What is needed:
Search the material and gather each line with "centralized" in it.

Available records:
##########
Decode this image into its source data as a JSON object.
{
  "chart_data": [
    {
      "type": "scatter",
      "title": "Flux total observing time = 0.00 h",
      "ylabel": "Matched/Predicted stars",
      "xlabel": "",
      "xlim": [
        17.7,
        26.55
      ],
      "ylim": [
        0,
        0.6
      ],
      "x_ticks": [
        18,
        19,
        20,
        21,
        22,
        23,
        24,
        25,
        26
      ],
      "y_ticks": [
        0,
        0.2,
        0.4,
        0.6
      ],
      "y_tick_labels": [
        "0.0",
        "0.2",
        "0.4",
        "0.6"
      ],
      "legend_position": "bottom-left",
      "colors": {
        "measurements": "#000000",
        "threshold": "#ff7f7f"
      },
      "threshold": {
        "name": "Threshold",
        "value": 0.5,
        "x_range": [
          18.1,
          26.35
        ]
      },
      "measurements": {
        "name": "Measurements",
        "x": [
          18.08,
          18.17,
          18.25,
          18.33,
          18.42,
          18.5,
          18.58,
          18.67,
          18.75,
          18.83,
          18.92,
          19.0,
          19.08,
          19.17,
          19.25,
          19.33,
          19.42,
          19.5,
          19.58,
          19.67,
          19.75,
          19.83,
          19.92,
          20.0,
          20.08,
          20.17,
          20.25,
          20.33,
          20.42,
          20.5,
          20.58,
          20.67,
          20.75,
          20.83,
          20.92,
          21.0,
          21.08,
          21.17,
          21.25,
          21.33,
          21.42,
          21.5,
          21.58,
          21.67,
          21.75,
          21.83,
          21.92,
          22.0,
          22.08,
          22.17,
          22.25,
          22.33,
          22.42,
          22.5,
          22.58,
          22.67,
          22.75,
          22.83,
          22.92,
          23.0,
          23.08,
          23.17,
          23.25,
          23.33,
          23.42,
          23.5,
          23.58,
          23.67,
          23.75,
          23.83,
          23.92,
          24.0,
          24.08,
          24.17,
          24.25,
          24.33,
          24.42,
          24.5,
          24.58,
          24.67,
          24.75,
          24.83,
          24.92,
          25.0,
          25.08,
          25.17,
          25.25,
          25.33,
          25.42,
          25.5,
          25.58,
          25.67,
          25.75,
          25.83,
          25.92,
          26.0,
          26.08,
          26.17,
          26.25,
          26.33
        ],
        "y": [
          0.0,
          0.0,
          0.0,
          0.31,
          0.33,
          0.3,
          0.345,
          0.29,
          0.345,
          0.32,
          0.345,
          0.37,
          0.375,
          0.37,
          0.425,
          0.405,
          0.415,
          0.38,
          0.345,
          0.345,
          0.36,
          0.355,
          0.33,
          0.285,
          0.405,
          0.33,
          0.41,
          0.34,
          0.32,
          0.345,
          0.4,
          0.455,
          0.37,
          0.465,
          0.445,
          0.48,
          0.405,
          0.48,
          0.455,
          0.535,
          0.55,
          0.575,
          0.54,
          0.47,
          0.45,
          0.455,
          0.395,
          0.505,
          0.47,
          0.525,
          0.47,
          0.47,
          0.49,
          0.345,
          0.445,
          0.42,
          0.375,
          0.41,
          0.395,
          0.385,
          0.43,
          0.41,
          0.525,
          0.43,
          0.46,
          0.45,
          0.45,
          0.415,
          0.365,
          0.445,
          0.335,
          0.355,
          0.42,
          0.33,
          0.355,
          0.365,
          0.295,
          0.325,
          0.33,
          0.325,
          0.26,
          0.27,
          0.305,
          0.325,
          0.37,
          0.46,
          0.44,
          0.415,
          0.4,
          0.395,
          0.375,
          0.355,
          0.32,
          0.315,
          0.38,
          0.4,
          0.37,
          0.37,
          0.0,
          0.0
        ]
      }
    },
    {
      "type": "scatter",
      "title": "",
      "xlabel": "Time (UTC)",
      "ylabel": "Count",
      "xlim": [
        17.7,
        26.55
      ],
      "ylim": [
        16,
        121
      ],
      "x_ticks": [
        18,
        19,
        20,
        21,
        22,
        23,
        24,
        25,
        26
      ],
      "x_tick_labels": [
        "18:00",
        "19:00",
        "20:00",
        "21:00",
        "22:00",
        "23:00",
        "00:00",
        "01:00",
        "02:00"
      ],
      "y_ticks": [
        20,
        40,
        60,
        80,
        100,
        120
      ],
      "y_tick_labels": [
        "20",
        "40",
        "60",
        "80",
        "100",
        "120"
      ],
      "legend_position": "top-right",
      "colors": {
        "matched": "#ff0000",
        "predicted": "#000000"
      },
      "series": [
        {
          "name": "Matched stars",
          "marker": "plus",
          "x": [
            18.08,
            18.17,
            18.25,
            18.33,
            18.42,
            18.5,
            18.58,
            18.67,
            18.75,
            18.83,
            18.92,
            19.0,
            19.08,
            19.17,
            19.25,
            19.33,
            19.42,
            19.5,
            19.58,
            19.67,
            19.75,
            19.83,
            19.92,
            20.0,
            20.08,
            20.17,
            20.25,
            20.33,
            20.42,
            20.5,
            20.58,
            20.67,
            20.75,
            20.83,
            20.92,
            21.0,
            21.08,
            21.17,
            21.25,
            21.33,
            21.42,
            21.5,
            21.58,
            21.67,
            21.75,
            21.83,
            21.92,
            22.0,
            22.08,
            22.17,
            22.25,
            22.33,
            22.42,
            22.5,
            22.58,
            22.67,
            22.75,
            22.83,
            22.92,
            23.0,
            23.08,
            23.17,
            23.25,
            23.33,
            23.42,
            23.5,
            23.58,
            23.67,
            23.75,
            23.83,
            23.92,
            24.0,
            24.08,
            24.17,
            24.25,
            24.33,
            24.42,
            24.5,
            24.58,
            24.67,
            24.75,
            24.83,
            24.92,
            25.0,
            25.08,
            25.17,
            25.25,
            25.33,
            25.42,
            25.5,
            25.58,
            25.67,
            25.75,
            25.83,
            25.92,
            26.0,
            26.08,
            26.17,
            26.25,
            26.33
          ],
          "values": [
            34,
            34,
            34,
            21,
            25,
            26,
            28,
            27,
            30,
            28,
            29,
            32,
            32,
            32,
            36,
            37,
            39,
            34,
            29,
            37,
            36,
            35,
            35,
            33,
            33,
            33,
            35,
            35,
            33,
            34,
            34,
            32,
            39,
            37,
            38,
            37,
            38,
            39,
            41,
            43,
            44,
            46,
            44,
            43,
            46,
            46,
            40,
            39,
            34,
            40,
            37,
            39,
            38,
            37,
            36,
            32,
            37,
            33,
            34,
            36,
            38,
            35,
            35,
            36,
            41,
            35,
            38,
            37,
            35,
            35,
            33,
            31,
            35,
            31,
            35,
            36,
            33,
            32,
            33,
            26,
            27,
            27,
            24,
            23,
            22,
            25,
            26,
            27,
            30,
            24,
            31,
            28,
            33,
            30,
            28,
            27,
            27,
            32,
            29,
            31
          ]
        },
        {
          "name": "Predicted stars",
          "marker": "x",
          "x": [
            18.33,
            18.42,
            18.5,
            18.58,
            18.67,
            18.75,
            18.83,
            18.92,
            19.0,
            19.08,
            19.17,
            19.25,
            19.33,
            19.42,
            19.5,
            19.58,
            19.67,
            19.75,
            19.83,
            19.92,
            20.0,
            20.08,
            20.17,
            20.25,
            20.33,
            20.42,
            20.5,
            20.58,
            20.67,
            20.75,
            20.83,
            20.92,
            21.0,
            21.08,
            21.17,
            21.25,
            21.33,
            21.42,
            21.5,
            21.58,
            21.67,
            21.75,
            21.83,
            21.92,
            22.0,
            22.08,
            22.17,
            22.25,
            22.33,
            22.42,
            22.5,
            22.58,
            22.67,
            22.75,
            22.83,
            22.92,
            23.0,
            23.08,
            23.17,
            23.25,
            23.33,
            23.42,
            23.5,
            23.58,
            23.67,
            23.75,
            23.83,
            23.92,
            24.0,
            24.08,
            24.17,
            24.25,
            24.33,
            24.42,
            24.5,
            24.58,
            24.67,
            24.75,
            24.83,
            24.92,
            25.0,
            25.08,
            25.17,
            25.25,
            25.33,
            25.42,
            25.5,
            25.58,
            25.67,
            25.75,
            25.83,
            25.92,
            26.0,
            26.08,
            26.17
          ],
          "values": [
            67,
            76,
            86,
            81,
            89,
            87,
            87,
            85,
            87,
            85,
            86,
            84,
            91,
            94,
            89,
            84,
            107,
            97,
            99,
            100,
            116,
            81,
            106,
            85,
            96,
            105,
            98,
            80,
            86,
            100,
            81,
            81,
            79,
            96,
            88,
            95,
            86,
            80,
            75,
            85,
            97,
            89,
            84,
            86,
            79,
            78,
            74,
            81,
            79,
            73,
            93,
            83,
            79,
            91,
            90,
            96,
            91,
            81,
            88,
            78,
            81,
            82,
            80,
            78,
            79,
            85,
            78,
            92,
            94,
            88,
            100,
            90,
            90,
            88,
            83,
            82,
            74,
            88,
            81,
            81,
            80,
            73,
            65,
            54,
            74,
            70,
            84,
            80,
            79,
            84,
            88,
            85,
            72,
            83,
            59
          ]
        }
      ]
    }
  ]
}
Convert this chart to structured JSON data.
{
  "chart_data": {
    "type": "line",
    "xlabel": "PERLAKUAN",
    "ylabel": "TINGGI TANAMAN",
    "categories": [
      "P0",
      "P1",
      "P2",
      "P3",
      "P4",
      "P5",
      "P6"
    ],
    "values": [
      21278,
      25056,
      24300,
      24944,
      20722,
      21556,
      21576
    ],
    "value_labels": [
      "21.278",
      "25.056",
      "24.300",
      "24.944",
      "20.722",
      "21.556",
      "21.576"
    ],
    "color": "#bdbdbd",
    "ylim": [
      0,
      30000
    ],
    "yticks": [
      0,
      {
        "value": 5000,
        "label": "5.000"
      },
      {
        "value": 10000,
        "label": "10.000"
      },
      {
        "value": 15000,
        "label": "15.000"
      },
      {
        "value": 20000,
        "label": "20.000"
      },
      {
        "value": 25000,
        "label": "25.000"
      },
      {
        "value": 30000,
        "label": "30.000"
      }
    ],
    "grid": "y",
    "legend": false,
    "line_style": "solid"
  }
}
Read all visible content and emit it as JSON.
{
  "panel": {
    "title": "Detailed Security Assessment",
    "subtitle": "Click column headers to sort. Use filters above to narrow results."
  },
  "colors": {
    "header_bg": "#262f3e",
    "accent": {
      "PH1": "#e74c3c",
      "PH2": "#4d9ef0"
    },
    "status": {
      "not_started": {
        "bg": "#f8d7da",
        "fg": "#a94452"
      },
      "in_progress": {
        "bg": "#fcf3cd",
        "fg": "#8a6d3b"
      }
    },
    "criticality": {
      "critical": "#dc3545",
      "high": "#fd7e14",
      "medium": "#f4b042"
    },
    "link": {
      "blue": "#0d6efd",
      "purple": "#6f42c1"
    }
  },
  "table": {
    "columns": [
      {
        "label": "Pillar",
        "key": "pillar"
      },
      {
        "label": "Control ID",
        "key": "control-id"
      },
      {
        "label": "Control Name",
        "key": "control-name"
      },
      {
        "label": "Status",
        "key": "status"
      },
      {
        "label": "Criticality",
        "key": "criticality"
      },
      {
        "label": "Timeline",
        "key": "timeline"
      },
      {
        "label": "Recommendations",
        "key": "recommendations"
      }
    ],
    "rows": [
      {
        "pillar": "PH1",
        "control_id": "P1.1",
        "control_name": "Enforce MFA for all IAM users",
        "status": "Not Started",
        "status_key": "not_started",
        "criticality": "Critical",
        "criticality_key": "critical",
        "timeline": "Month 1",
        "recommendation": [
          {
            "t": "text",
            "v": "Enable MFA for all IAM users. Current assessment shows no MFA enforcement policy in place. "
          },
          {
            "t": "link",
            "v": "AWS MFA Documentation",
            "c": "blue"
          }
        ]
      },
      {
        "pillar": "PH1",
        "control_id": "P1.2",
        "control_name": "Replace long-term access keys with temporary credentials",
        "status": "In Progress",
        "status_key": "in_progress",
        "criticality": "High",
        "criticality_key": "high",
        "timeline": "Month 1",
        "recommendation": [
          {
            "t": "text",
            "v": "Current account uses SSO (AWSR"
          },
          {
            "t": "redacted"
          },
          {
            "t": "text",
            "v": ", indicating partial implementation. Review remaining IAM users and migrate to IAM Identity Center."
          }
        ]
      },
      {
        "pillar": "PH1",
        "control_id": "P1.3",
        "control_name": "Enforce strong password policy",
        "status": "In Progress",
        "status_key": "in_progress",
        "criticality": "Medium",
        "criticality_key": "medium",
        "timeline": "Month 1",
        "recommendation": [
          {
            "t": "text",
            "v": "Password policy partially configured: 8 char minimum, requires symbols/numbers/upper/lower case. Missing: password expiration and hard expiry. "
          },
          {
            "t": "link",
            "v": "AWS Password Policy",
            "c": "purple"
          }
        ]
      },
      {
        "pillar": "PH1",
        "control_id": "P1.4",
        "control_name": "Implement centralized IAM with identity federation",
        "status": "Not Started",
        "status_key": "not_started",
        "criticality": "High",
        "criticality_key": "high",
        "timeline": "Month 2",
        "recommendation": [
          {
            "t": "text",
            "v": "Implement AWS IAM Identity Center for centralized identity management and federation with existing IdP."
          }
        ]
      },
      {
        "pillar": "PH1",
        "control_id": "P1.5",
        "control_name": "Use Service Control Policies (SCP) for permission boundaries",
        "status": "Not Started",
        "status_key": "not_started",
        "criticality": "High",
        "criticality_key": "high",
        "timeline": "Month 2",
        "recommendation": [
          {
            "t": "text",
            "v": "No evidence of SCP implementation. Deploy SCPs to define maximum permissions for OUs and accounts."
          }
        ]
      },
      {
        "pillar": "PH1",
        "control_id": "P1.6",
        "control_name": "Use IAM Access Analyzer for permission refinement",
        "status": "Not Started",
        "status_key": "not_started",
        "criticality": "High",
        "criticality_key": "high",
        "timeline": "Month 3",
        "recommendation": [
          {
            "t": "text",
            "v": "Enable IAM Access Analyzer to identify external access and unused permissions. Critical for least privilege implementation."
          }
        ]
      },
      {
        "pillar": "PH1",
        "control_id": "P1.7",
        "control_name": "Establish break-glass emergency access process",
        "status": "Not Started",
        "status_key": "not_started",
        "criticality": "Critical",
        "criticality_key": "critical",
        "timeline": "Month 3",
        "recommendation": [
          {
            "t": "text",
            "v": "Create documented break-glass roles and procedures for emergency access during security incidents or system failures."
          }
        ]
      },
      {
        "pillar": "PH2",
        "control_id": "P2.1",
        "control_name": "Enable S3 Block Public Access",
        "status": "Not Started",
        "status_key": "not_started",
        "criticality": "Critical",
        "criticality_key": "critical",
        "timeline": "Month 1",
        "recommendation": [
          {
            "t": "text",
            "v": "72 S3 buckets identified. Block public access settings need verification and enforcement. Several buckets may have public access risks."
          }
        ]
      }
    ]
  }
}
##########
Full output:
        "control_name": "Implement centralized IAM with identity federation",
            "v": "Implement AWS IAM Identity Center for centralized identity management and federation with existing IdP."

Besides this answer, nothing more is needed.